Data in this exercise:
^^^^^^^^^^^^^^^^

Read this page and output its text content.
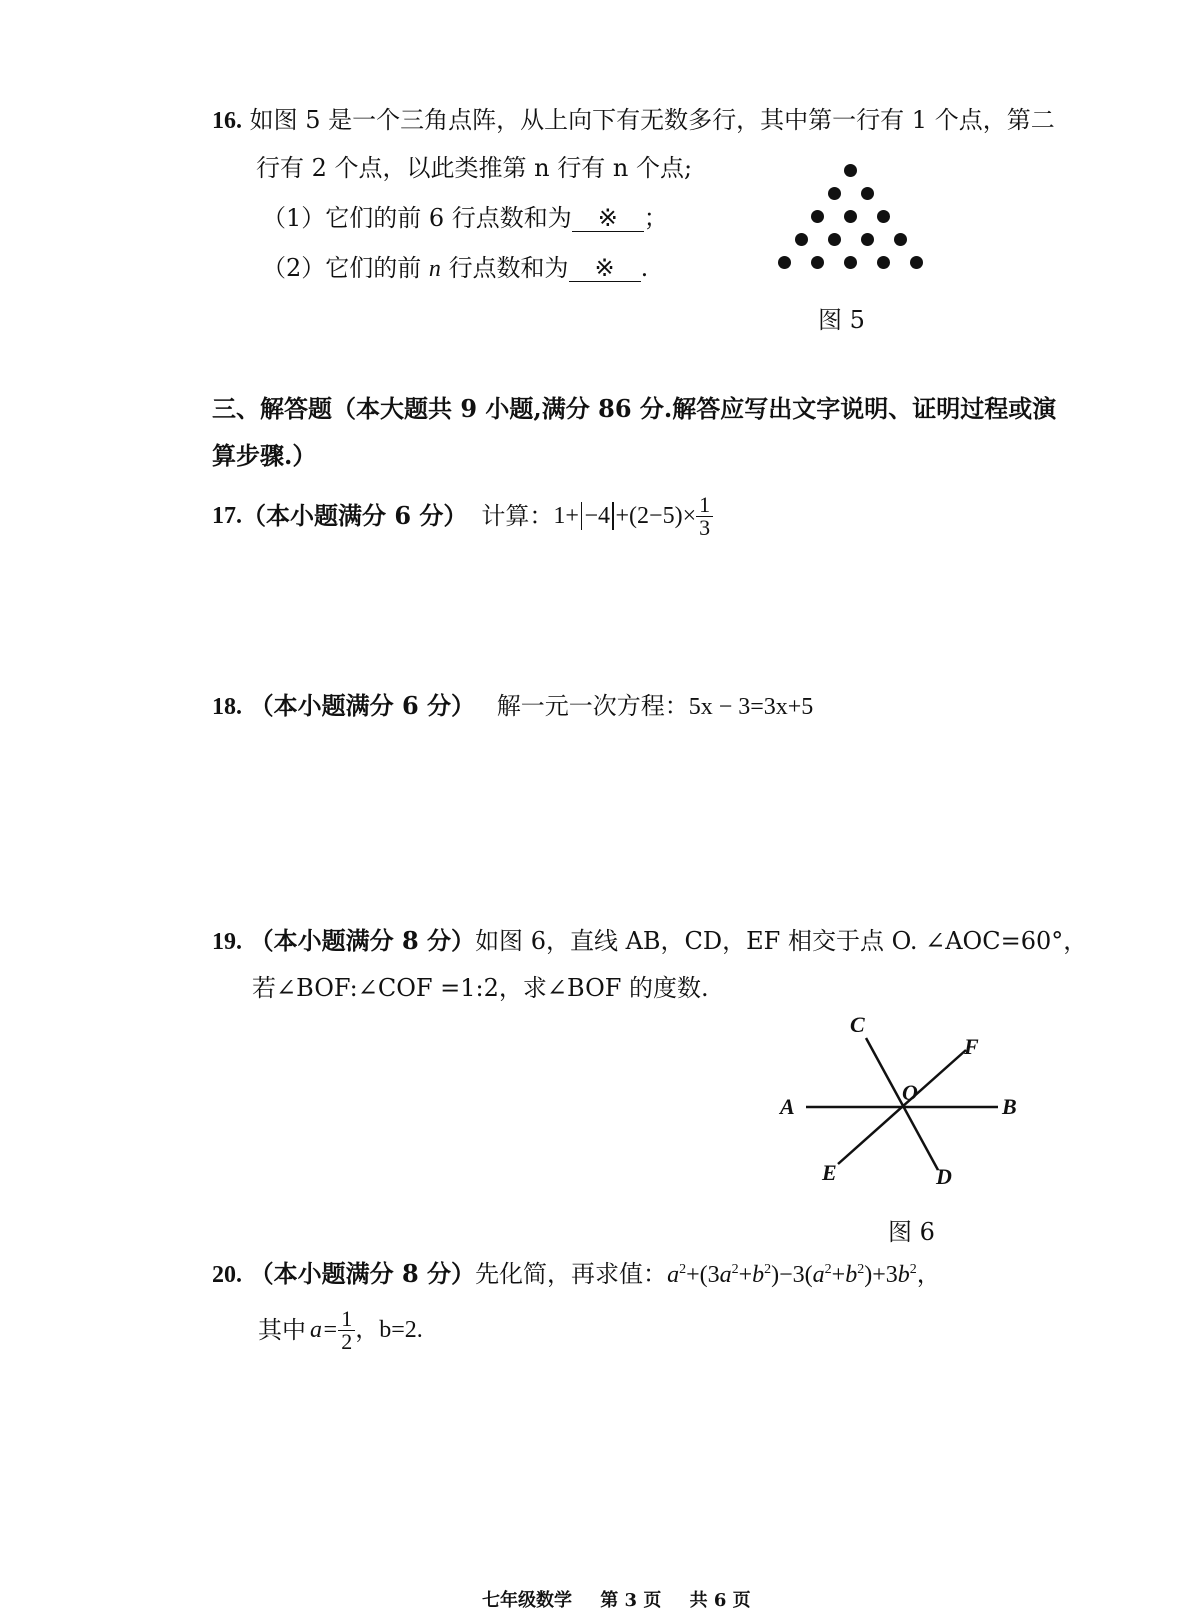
16. 如图 5 是一个三角点阵，从上向下有无数多行，其中第一行有 1 个点，第二
行有 2 个点，以此类推第 n 行有 n 个点;
（1）它们的前 6 行点数和为 ※ ；
（2）它们的前 n 行点数和为 ※ .
图 5
三、解答题（本大题共 9 小题,满分 86 分.解答应写出文字说明、证明过程或演
算步骤.）
17. （本小题满分 6 分） 计算： $1+ -4 +(2-5)\times \frac{1}{3}$
18. （本小题满分 6 分） 解一元一次方程：5x − 3=3x+5
19. （本小题满分 8 分）如图 6，直线 AB，CD，EF 相交于点 O. ∠AOC=60°，
若∠BOF:∠COF =1:2，求∠BOF 的度数.
A	B
C
D
E
F
O
图 6
20. （本小题满分 8 分）先化简，再求值：$a^2+(3a^2+b^2)-3(a^2+b^2)+3b^2$，
其中 $a= \frac{1}{2}$ ，b=2.
七年级数学 第 3 页 共 6 页
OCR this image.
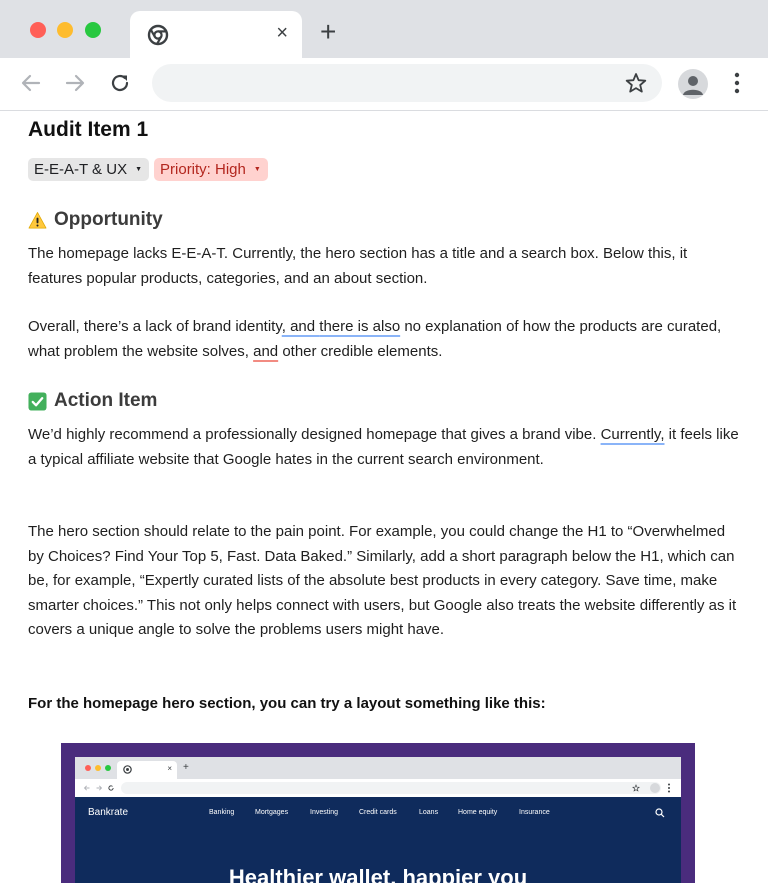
× +
Audit Item 1
E-E-A-T & UX ▼ Priority: High ▼
Opportunity
The homepage lacks E-E-A-T. Currently, the hero section has a title and a search box. Below this, it features popular products, categories, and an about section.
Overall, there’s a lack of brand identity, and there is also no explanation of how the products are curated, what problem the website solves, and other credible elements.
Action Item
We’d highly recommend a professionally designed homepage that gives a brand vibe. Currently, it feels like a typical affiliate website that Google hates in the current search environment.
The hero section should relate to the pain point. For example, you could change the H1 to “Overwhelmed by Choices? Find Your Top 5, Fast. Data Baked.” Similarly, add a short paragraph below the H1, which can be, for example, “Expertly curated lists of the absolute best products in every category. Save time, make smarter choices.” This not only helps connect with users, but Google also treats the website differently as it covers a unique angle to solve the problems users might have.
For the homepage hero section, you can try a layout something like this:
× +
Bankrate	Banking	Mortgages	Investing	Credit cards	Loans	Home equity	Insurance
Healthier wallet, happier you
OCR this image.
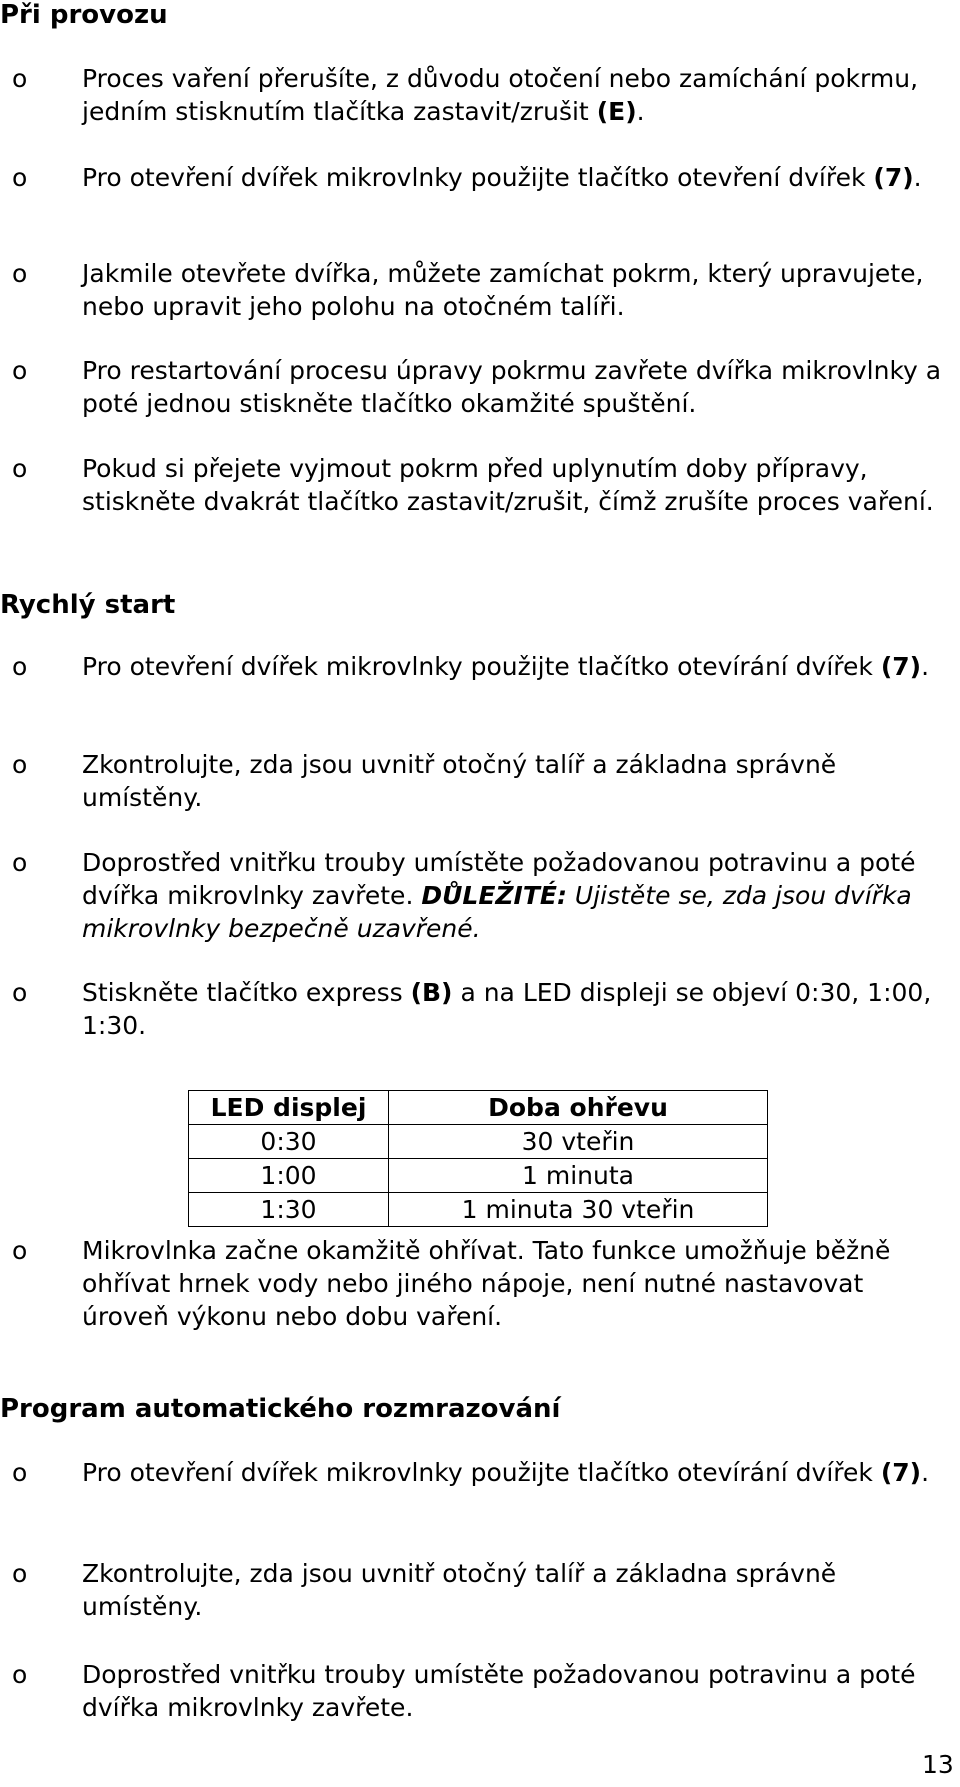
Při provozu
o Proces vaření přerušíte, z důvodu otočení nebo zamíchání pokrmu, jedním stisknutím tlačítka zastavit/zrušit (E).
o Pro otevření dvířek mikrovlnky použijte tlačítko otevření dvířek (7).
o Jakmile otevřete dvířka, můžete zamíchat pokrm, který upravujete, nebo upravit jeho polohu na otočném talíři.
o Pro restartování procesu úpravy pokrmu zavřete dvířka mikrovlnky a poté jednou stiskněte tlačítko okamžité spuštění.
o Pokud si přejete vyjmout pokrm před uplynutím doby přípravy, stiskněte dvakrát tlačítko zastavit/zrušit, čímž zrušíte proces vaření.
Rychlý start
o Pro otevření dvířek mikrovlnky použijte tlačítko otevírání dvířek (7).
o Zkontrolujte, zda jsou uvnitř otočný talíř a základna správně umístěny.
o Doprostřed vnitřku trouby umístěte požadovanou potravinu a poté dvířka mikrovlnky zavřete. DŮLEŽITÉ: Ujistěte se, zda jsou dvířka mikrovlnky bezpečně uzavřené.
o Stiskněte tlačítko express (B) a na LED displeji se objeví 0:30, 1:00, 1:30.
LED displej	Doba ohřevu
0:30	30 vteřin
1:00	1 minuta
1:30	1 minuta 30 vteřin
o Mikrovlnka začne okamžitě ohřívat. Tato funkce umožňuje běžně ohřívat hrnek vody nebo jiného nápoje, není nutné nastavovat úroveň výkonu nebo dobu vaření.
Program automatického rozmrazování
o Pro otevření dvířek mikrovlnky použijte tlačítko otevírání dvířek (7).
o Zkontrolujte, zda jsou uvnitř otočný talíř a základna správně umístěny.
o Doprostřed vnitřku trouby umístěte požadovanou potravinu a poté dvířka mikrovlnky zavřete.
13
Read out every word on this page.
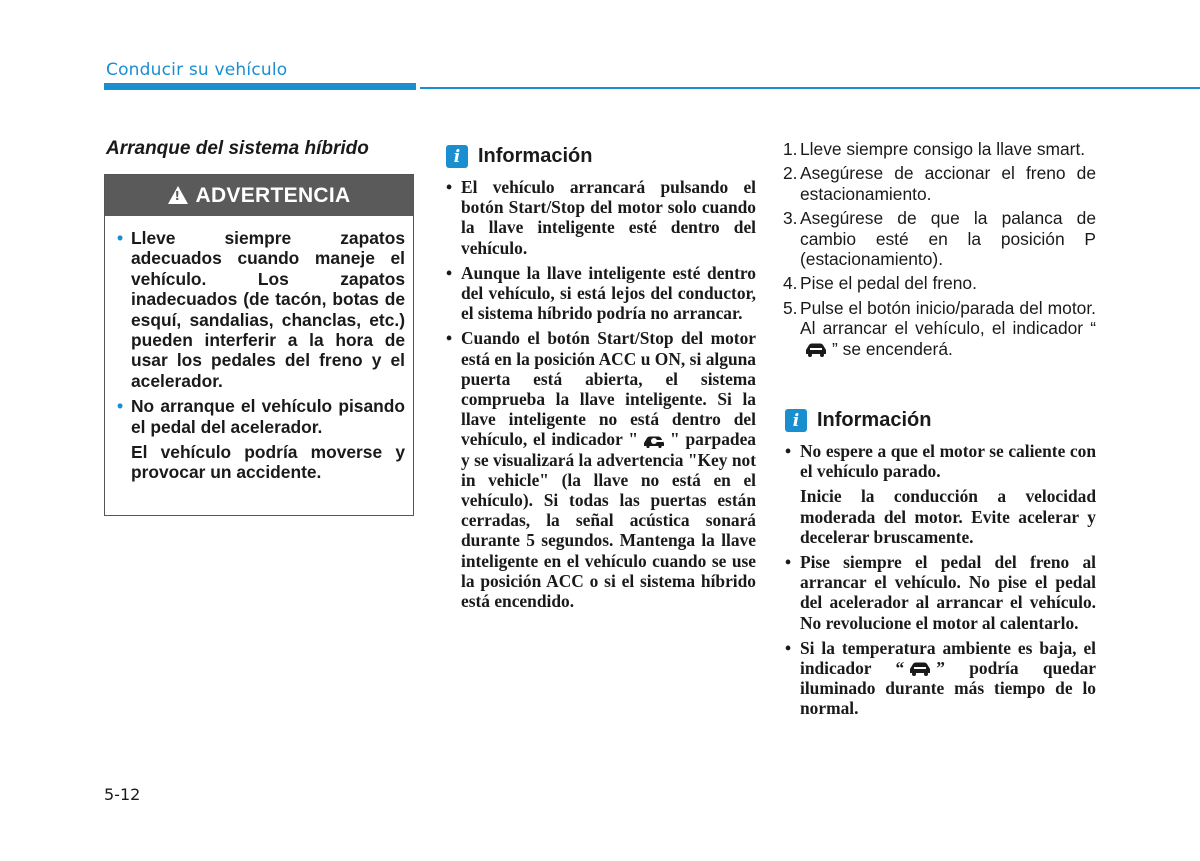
Conducir su vehículo
Arranque del sistema híbrido
!
ADVERTENCIA
• Lleve siempre zapatos adecuados cuando maneje el vehículo. Los zapatos inadecuados (de tacón, botas de esquí, sandalias, chanclas, etc.) pueden interferir a la hora de usar los pedales del freno y el acelerador.
• No arranque el vehículo pisando el pedal del acelerador.
El vehículo podría moverse y provocar un accidente.
i Información
• El vehículo arrancará pulsando el botón Start/Stop del motor solo cuando la llave inteligente esté dentro del vehículo.
• Aunque la llave inteligente esté dentro del vehículo, si está lejos del conductor, el sistema híbrido podría no arrancar.
• Cuando el botón Start/Stop del motor está en la posición ACC u ON, si alguna puerta está abierta, el sistema comprueba la llave inteligente. Si la llave inteligente no está dentro del vehículo, el indicador " " parpadea y se visualizará la advertencia "Key not in vehicle" (la llave no está en el vehículo). Si todas las puertas están cerradas, la señal acústica sonará durante 5 segundos. Mantenga la llave inteligente en el vehículo cuando se use la posición ACC o si el sistema híbrido está encendido.
1. Lleve siempre consigo la llave smart.
2. Asegúrese de accionar el freno de estacionamiento.
3. Asegúrese de que la palanca de cambio esté en la posición P (estacionamiento).
4. Pise el pedal del freno.
5. Pulse el botón inicio/parada del motor. Al arrancar el vehículo, el indicador “” se encenderá.
i Información
• No espere a que el motor se caliente con el vehículo parado.
Inicie la conducción a velocidad moderada del motor. Evite acelerar y decelerar bruscamente.
• Pise siempre el pedal del freno al arrancar el vehículo. No pise el pedal del acelerador al arrancar el vehículo. No revolucione el motor al calentarlo.
• Si la temperatura ambiente es baja, el indicador “ ” podría quedar iluminado durante más tiempo de lo normal.
5-12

^^^^^^^^^^^^^^^^

Find all lines where the word "durante" appears. Copy them.

Result of the task:
• Cuando el botón Start/Stop del motor está en la posición ACC u ON, si alguna puerta está abierta, el sistema comprueba la llave inteligente. Si la llave inteligente no está dentro del vehículo, el indicador " " parpadea y se visualizará la advertencia "Key not in vehicle" (la llave no está en el vehículo). Si todas las puertas están cerradas, la señal acústica sonará durante 5 segundos. Mantenga la llave inteligente en el vehículo cuando se use la posición ACC o si el sistema híbrido está encendido.
• Si la temperatura ambiente es baja, el indicador “ ” podría quedar iluminado durante más tiempo de lo normal.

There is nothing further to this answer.